__OBJECTIVE__: Within the records below, find each line that holds the string "JSON", then copy it.
# start of RECORDS SHOWN
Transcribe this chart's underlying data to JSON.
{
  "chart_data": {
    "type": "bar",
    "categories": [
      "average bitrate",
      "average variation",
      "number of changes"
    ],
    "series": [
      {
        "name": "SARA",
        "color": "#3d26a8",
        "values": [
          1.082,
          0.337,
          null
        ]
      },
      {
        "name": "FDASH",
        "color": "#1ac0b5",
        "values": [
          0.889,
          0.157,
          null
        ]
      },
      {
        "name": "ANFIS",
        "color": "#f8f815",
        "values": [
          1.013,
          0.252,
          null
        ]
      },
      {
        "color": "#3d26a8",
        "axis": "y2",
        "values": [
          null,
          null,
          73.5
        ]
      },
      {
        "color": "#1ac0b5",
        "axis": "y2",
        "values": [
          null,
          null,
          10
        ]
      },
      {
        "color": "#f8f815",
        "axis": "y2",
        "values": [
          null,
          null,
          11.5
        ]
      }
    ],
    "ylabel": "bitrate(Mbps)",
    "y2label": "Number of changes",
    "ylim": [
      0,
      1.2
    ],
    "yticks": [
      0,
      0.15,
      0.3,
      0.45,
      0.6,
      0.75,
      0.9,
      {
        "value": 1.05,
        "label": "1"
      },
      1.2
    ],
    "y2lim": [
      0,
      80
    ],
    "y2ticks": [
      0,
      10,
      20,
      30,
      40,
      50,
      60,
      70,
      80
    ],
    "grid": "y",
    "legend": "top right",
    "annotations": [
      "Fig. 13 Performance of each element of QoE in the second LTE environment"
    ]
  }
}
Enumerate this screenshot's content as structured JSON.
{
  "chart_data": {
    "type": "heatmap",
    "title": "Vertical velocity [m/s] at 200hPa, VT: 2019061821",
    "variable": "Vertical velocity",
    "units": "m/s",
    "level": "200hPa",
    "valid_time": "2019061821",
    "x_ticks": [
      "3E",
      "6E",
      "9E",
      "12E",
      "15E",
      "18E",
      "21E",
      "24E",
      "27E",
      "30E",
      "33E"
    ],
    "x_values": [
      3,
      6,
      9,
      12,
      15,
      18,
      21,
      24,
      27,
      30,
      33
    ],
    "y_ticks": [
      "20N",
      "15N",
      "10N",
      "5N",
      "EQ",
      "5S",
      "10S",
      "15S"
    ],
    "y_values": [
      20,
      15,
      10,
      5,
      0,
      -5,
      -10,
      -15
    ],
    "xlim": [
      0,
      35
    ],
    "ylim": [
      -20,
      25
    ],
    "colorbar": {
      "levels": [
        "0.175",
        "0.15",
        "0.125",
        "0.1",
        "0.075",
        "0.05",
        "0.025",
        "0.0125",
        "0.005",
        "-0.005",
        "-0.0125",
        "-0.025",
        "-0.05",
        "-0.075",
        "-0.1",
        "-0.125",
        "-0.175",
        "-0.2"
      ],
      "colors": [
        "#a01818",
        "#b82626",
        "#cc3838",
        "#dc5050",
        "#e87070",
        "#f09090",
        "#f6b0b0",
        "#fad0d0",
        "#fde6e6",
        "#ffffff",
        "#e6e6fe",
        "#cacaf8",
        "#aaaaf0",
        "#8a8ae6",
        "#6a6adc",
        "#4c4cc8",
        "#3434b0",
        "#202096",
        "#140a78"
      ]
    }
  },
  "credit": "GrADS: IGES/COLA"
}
# end of RECORDS SHOWN
__FINISHED TASK__:
Transcribe this chart's underlying data to JSON.
Enumerate this screenshot's content as structured JSON.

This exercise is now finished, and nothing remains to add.